→ **Problem description**
Show each line from the listing that includes the word "name".

→ **Data shown**
————————

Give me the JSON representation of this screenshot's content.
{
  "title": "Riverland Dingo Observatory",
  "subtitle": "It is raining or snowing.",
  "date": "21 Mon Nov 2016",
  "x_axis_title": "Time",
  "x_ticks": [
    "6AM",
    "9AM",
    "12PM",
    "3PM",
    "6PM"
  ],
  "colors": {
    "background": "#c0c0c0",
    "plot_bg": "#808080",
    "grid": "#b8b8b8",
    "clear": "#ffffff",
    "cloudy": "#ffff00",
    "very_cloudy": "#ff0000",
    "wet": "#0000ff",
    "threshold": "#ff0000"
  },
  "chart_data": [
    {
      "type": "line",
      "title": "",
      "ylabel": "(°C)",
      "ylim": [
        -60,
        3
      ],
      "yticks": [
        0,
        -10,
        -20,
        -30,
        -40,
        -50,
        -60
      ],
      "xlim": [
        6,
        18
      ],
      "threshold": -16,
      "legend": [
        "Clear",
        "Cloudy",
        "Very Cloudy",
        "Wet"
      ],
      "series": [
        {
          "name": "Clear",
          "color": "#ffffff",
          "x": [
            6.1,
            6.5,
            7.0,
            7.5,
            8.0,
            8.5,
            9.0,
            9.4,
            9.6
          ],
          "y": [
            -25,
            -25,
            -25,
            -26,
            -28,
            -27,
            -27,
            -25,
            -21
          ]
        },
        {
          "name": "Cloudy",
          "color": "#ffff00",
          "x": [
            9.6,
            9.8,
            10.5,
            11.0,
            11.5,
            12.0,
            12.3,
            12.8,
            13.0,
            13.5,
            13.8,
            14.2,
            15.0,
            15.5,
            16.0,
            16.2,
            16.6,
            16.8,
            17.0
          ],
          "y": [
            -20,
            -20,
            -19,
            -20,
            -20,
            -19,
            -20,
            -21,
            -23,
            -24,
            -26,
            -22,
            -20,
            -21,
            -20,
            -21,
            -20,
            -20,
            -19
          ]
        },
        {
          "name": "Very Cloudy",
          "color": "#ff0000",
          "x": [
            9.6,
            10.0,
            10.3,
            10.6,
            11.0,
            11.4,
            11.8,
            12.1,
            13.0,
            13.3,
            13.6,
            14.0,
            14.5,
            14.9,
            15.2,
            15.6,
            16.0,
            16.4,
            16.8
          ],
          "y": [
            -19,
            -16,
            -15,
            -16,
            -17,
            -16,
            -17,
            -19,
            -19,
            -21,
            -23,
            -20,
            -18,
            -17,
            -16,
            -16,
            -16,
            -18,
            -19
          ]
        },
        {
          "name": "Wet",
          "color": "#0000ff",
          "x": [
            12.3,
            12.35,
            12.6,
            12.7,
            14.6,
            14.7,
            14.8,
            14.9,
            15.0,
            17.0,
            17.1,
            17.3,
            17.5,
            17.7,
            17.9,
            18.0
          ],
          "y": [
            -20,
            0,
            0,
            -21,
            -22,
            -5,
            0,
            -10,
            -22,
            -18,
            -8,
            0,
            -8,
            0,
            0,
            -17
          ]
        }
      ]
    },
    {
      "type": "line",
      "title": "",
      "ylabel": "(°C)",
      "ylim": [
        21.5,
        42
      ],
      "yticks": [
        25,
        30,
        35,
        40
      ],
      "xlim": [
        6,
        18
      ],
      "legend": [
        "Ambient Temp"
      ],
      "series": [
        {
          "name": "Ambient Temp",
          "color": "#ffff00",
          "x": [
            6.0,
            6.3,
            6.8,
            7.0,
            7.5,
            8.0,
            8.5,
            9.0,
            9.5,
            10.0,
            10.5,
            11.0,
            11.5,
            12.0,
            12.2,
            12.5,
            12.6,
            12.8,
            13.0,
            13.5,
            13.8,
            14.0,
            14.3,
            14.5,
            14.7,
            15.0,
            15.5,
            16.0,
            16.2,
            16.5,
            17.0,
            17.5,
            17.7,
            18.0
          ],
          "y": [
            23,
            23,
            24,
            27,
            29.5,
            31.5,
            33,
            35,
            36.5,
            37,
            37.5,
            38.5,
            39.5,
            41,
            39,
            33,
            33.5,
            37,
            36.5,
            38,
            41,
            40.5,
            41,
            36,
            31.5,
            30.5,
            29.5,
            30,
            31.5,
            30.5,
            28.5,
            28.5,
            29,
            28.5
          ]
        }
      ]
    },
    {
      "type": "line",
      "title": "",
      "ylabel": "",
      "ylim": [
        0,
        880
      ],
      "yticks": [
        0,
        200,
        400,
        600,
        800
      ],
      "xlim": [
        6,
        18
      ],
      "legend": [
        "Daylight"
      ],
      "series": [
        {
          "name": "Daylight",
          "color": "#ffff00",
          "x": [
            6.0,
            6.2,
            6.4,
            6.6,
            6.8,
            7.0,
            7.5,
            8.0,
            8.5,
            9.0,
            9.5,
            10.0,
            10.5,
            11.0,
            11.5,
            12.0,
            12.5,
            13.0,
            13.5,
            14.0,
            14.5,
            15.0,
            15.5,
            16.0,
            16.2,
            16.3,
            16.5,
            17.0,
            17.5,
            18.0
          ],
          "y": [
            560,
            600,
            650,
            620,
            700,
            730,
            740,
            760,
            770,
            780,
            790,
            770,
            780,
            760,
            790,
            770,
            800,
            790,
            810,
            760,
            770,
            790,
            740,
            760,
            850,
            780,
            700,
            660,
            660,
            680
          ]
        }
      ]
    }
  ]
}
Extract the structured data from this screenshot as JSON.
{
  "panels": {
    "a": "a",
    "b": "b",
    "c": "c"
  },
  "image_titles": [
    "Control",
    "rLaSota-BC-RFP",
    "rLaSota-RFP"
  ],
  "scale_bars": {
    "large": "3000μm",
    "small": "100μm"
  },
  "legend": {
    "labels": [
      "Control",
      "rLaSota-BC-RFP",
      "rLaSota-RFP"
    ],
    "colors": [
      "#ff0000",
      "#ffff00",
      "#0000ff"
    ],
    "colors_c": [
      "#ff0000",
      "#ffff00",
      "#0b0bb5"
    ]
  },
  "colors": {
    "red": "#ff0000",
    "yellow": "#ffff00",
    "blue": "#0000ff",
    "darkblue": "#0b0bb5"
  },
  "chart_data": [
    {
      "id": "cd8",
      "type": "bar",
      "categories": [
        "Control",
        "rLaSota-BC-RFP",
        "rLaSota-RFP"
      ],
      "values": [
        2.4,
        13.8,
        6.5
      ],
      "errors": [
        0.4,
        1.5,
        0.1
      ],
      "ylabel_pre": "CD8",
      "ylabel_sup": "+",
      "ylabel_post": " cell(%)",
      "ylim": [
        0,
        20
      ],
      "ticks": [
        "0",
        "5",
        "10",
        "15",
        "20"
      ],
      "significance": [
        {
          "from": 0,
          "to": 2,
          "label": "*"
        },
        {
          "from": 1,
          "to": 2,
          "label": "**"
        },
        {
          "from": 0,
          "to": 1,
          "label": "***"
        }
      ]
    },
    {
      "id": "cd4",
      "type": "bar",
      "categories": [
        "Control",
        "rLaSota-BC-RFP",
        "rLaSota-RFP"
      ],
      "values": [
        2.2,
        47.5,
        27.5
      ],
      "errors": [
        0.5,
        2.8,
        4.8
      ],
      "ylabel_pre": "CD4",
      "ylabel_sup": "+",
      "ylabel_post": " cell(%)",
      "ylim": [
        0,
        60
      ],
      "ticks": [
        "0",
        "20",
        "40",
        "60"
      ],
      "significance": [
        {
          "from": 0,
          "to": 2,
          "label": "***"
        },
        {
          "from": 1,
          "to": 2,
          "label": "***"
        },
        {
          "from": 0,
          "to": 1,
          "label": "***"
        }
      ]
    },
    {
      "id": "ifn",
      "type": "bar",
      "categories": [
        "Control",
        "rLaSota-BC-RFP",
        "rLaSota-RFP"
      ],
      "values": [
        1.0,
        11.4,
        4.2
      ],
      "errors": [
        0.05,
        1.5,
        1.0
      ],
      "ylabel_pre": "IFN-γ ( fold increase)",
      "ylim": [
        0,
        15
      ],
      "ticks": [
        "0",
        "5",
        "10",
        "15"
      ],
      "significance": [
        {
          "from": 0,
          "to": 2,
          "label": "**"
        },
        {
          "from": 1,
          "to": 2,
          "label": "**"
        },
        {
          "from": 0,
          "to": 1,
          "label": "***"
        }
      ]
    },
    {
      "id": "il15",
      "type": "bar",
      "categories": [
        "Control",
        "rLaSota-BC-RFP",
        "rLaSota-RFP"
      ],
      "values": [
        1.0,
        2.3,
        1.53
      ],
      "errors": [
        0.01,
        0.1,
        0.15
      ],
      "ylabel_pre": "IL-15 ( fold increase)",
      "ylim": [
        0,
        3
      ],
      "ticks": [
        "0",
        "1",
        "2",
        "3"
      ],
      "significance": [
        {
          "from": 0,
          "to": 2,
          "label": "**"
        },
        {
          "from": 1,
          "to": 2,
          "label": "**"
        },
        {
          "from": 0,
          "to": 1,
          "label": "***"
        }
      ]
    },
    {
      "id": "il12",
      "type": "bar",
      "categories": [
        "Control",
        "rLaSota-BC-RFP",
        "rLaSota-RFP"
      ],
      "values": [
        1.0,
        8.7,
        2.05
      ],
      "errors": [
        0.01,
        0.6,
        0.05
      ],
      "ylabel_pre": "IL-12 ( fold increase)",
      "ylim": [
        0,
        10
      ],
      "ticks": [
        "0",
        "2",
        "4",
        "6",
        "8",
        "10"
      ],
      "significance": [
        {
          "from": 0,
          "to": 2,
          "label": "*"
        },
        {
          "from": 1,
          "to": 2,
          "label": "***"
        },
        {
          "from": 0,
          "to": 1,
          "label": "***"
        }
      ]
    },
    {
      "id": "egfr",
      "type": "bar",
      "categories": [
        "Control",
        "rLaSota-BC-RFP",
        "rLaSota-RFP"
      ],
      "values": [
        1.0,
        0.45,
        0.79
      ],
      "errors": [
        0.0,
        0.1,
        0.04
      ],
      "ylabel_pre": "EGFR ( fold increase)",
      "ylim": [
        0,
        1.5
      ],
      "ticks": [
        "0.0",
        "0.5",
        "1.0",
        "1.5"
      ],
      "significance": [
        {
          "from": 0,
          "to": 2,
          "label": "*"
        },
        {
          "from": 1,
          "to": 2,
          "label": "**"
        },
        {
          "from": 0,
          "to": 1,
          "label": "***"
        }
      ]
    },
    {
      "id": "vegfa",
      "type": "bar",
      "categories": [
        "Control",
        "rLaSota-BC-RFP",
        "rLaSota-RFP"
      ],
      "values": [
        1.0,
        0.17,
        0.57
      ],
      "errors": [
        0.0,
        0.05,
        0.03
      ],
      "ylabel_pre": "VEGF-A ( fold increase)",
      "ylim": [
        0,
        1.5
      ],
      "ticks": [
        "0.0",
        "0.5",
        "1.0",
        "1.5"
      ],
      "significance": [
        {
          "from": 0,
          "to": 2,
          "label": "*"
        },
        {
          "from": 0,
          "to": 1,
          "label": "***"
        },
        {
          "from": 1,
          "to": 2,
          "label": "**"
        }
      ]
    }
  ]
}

————————

→ **Complete response**
          "name": "Clear",
          "name": "Cloudy",
          "name": "Very Cloudy",
          "name": "Wet",
          "name": "Ambient Temp",
          "name": "Daylight",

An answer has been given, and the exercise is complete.